RECORD EXCERPTS:
— start —

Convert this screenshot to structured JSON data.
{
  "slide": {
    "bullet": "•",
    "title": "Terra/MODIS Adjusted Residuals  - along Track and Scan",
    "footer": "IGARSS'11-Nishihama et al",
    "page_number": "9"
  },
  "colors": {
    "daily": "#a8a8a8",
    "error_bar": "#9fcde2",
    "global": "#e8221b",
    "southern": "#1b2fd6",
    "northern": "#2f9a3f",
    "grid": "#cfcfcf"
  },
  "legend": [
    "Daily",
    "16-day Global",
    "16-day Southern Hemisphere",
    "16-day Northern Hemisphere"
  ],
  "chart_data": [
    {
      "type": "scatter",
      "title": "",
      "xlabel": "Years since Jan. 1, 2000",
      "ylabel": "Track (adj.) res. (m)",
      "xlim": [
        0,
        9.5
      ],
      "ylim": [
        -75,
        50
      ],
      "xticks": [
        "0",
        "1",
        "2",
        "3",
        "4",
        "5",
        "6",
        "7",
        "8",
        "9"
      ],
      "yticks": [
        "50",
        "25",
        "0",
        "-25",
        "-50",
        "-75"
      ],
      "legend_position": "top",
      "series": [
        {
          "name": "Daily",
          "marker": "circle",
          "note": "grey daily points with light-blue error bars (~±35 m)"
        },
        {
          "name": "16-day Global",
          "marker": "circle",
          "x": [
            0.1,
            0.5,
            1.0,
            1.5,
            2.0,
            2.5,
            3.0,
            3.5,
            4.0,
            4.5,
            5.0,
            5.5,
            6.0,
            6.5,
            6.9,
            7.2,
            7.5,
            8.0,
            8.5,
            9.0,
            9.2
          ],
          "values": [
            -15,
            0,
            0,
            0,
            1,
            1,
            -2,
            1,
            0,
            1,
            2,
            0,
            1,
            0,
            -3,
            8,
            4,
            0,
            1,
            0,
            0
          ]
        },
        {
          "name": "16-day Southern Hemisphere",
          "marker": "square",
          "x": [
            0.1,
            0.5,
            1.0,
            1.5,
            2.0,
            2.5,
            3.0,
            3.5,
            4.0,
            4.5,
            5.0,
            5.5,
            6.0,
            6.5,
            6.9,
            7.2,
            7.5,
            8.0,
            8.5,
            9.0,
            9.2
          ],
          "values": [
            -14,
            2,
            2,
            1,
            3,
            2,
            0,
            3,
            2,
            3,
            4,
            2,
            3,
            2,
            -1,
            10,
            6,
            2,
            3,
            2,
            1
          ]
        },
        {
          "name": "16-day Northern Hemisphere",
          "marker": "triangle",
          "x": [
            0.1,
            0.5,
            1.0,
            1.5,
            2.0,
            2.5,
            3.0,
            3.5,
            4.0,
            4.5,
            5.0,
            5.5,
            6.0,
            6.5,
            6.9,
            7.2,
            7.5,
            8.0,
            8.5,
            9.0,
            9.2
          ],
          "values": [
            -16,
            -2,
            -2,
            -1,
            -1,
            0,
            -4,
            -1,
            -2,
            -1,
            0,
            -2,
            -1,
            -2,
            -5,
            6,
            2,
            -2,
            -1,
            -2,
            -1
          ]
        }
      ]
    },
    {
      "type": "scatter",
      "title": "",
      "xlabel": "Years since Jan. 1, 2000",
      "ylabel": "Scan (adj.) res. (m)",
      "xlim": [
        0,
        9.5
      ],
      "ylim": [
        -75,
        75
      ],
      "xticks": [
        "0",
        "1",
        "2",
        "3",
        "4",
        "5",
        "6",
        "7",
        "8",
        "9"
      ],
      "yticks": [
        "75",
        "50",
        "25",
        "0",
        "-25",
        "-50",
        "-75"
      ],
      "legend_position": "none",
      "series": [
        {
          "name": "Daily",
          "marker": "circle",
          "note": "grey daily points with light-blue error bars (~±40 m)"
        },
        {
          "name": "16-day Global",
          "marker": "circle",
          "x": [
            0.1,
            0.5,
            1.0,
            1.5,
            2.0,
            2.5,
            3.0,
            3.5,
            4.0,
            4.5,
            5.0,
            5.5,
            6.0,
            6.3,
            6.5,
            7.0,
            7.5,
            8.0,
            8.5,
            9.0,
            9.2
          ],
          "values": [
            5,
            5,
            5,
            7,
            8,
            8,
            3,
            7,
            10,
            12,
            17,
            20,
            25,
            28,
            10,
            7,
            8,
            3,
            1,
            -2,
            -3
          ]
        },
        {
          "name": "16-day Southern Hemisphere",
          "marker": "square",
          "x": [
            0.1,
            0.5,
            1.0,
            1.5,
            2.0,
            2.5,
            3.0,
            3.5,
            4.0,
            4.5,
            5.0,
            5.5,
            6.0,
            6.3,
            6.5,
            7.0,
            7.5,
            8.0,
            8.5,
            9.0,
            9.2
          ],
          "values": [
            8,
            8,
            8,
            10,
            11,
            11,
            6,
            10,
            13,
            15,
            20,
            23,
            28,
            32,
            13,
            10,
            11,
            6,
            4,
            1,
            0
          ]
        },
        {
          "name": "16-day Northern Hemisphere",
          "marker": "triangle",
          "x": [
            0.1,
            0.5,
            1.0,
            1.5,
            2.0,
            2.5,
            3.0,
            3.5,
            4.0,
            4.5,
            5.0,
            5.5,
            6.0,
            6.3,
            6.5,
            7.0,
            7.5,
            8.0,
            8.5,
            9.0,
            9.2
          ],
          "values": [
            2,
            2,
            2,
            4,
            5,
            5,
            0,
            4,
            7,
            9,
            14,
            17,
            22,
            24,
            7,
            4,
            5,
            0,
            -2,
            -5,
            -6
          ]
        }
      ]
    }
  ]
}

— end —

PROMPT:
Each line holding "note" must be found and copied.

RESULT BELOW:
          "note": "grey daily points with light-blue error bars (~±35 m)"
          "note": "grey daily points with light-blue error bars (~±40 m)"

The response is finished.